*EXERCISE DIRECTIONS*: Set each record down exactly, excluding all images.

*Stored items*:
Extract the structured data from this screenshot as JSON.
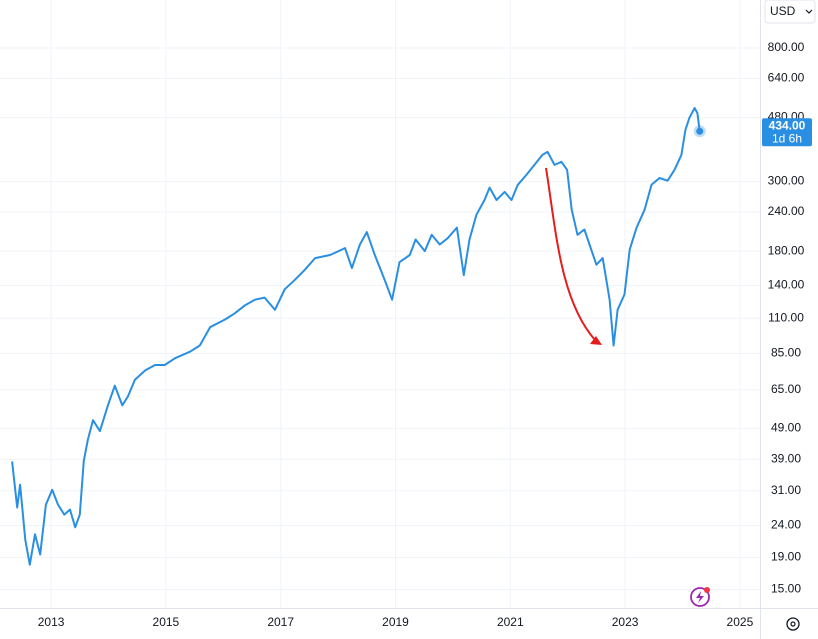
{
  "chart_data": {
    "type": "line",
    "log_scale": true,
    "grid": true,
    "color": "#2a8fe2",
    "currency": "USD",
    "last_label": "434.00",
    "countdown": "1d 6h",
    "xlim": [
      2012.11,
      2025.35
    ],
    "xticks": [
      2013,
      2015,
      2017,
      2019,
      2021,
      2023,
      2025
    ],
    "ylim": [
      13.1,
      1138
    ],
    "yticks": [
      {
        "value": 15,
        "label": "15.00"
      },
      {
        "value": 19,
        "label": "19.00"
      },
      {
        "value": 24,
        "label": "24.00"
      },
      {
        "value": 31,
        "label": "31.00"
      },
      {
        "value": 39,
        "label": "39.00"
      },
      {
        "value": 49,
        "label": "49.00"
      },
      {
        "value": 65,
        "label": "65.00"
      },
      {
        "value": 85,
        "label": "85.00"
      },
      {
        "value": 110,
        "label": "110.00"
      },
      {
        "value": 140,
        "label": "140.00"
      },
      {
        "value": 180,
        "label": "180.00"
      },
      {
        "value": 240,
        "label": "240.00"
      },
      {
        "value": 300,
        "label": "300.00"
      },
      {
        "value": 480,
        "label": "480.00"
      },
      {
        "value": 640,
        "label": "640.00"
      },
      {
        "value": 800,
        "label": "800.00"
      }
    ],
    "x": [
      2012.32,
      2012.41,
      2012.46,
      2012.55,
      2012.63,
      2012.72,
      2012.81,
      2012.91,
      2013.02,
      2013.12,
      2013.23,
      2013.33,
      2013.42,
      2013.5,
      2013.57,
      2013.64,
      2013.73,
      2013.85,
      2013.99,
      2014.11,
      2014.24,
      2014.34,
      2014.46,
      2014.64,
      2014.81,
      2014.98,
      2015.16,
      2015.42,
      2015.59,
      2015.77,
      2016.03,
      2016.2,
      2016.38,
      2016.55,
      2016.72,
      2016.9,
      2017.07,
      2017.25,
      2017.42,
      2017.6,
      2017.86,
      2018.12,
      2018.24,
      2018.38,
      2018.5,
      2018.64,
      2018.81,
      2018.94,
      2019.07,
      2019.25,
      2019.35,
      2019.51,
      2019.63,
      2019.77,
      2019.91,
      2020.07,
      2020.19,
      2020.29,
      2020.41,
      2020.55,
      2020.64,
      2020.76,
      2020.9,
      2021.02,
      2021.13,
      2021.28,
      2021.42,
      2021.56,
      2021.65,
      2021.77,
      2021.89,
      2021.99,
      2022.07,
      2022.17,
      2022.29,
      2022.38,
      2022.5,
      2022.61,
      2022.73,
      2022.8,
      2022.87,
      2022.99,
      2023.08,
      2023.2,
      2023.34,
      2023.46,
      2023.6,
      2023.74,
      2023.86,
      2023.98,
      2024.05,
      2024.12,
      2024.21,
      2024.26,
      2024.3
    ],
    "values": [
      38.4,
      27.4,
      32.4,
      21.6,
      18.0,
      22.5,
      19.4,
      28.0,
      31.2,
      28.0,
      26.0,
      27.0,
      23.7,
      26.0,
      38.6,
      45,
      52,
      48,
      58,
      67,
      58,
      62,
      70,
      75,
      78,
      78,
      82,
      86,
      90,
      103,
      109,
      114,
      121,
      126,
      128,
      117,
      136,
      146,
      157,
      171,
      175,
      184,
      159,
      189,
      207,
      175,
      146,
      126,
      166,
      175,
      196,
      180,
      203,
      189,
      198,
      214,
      151,
      196,
      235,
      262,
      287,
      262,
      278,
      262,
      293,
      315,
      339,
      365,
      373,
      339,
      347,
      327,
      244,
      203,
      211,
      189,
      163,
      171,
      126,
      90,
      117,
      131,
      182,
      214,
      244,
      293,
      308,
      302,
      327,
      365,
      438,
      479,
      515,
      496,
      434
    ]
  }
}
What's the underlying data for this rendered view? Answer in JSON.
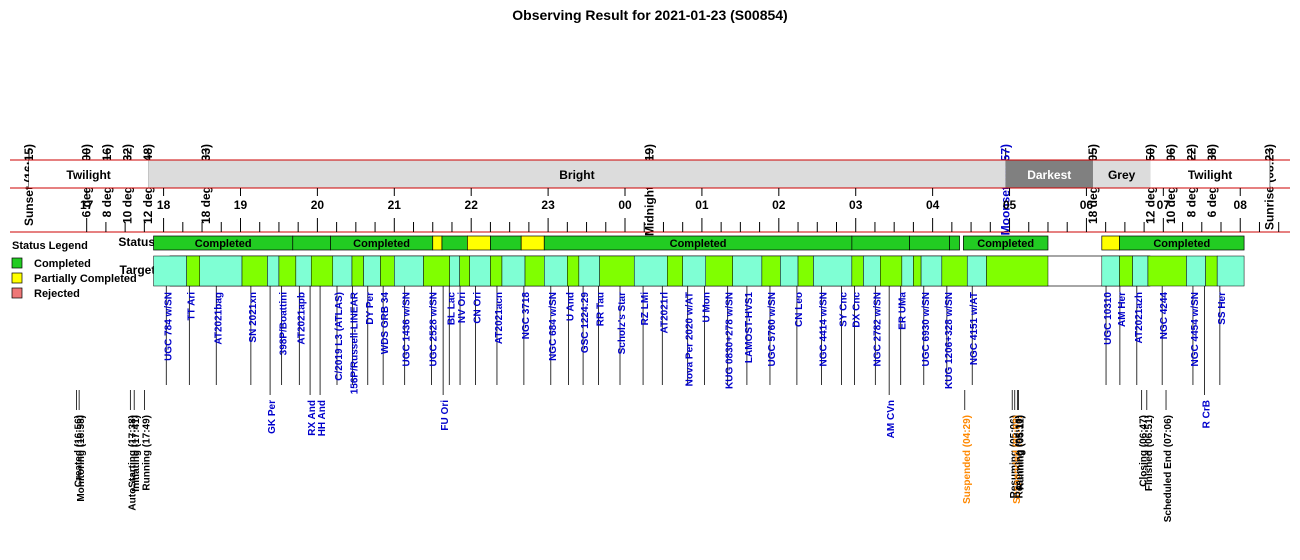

*EXPECTED ANSWER*:
Extract the structured data from this screenshot as JSON.
{
  "chart_data": {
    "type": "line",
    "log_scale": true,
    "grid": true,
    "color": "#2a8fe2",
    "currency": "USD",
    "last_label": "434.00",
    "countdown": "1d 6h",
    "xlim": [
      2012.11,
      2025.35
    ],
    "xticks": [
      2013,
      2015,
      2017,
      2019,
      2021,
      2023,
      2025
    ],
    "ylim": [
      13.1,
      1138
    ],
    "yticks": [
      {
        "value": 15,
        "label": "15.00"
      },
      {
        "value": 19,
        "label": "19.00"
      },
      {
        "value": 24,
        "label": "24.00"
      },
      {
        "value": 31,
        "label": "31.00"
      },
      {
        "value": 39,
        "label": "39.00"
      },
      {
        "value": 49,
        "label": "49.00"
      },
      {
        "value": 65,
        "label": "65.00"
      },
      {
        "value": 85,
        "label": "85.00"
      },
      {
        "value": 110,
        "label": "110.00"
      },
      {
        "value": 140,
        "label": "140.00"
      },
      {
        "value": 180,
        "label": "180.00"
      },
      {
        "value": 240,
        "label": "240.00"
      },
      {
        "value": 300,
        "label": "300.00"
      },
      {
        "value": 480,
        "label": "480.00"
      },
      {
        "value": 640,
        "label": "640.00"
      },
      {
        "value": 800,
        "label": "800.00"
      }
    ],
    "x": [
      2012.32,
      2012.41,
      2012.46,
      2012.55,
      2012.63,
      2012.72,
      2012.81,
      2012.91,
      2013.02,
      2013.12,
      2013.23,
      2013.33,
      2013.42,
      2013.5,
      2013.57,
      2013.64,
      2013.73,
      2013.85,
      2013.99,
      2014.11,
      2014.24,
      2014.34,
      2014.46,
      2014.64,
      2014.81,
      2014.98,
      2015.16,
      2015.42,
      2015.59,
      2015.77,
      2016.03,
      2016.2,
      2016.38,
      2016.55,
      2016.72,
      2016.9,
      2017.07,
      2017.25,
      2017.42,
      2017.6,
      2017.86,
      2018.12,
      2018.24,
      2018.38,
      2018.5,
      2018.64,
      2018.81,
      2018.94,
      2019.07,
      2019.25,
      2019.35,
      2019.51,
      2019.63,
      2019.77,
      2019.91,
      2020.07,
      2020.19,
      2020.29,
      2020.41,
      2020.55,
      2020.64,
      2020.76,
      2020.9,
      2021.02,
      2021.13,
      2021.28,
      2021.42,
      2021.56,
      2021.65,
      2021.77,
      2021.89,
      2021.99,
      2022.07,
      2022.17,
      2022.29,
      2022.38,
      2022.5,
      2022.61,
      2022.73,
      2022.8,
      2022.87,
      2022.99,
      2023.08,
      2023.2,
      2023.34,
      2023.46,
      2023.6,
      2023.74,
      2023.86,
      2023.98,
      2024.05,
      2024.12,
      2024.21,
      2024.26,
      2024.3
    ],
    "values": [
      38.4,
      27.4,
      32.4,
      21.6,
      18.0,
      22.5,
      19.4,
      28.0,
      31.2,
      28.0,
      26.0,
      27.0,
      23.7,
      26.0,
      38.6,
      45,
      52,
      48,
      58,
      67,
      58,
      62,
      70,
      75,
      78,
      78,
      82,
      86,
      90,
      103,
      109,
      114,
      121,
      126,
      128,
      117,
      136,
      146,
      157,
      171,
      175,
      184,
      159,
      189,
      207,
      175,
      146,
      126,
      166,
      175,
      196,
      180,
      203,
      189,
      198,
      214,
      151,
      196,
      235,
      262,
      287,
      262,
      278,
      262,
      293,
      315,
      339,
      365,
      373,
      339,
      347,
      327,
      244,
      203,
      211,
      189,
      163,
      171,
      126,
      90,
      117,
      131,
      182,
      214,
      244,
      293,
      308,
      302,
      327,
      365,
      438,
      479,
      515,
      496,
      434
    ]
  }
}
What's the underlying data for this rendered view? Answer in JSON.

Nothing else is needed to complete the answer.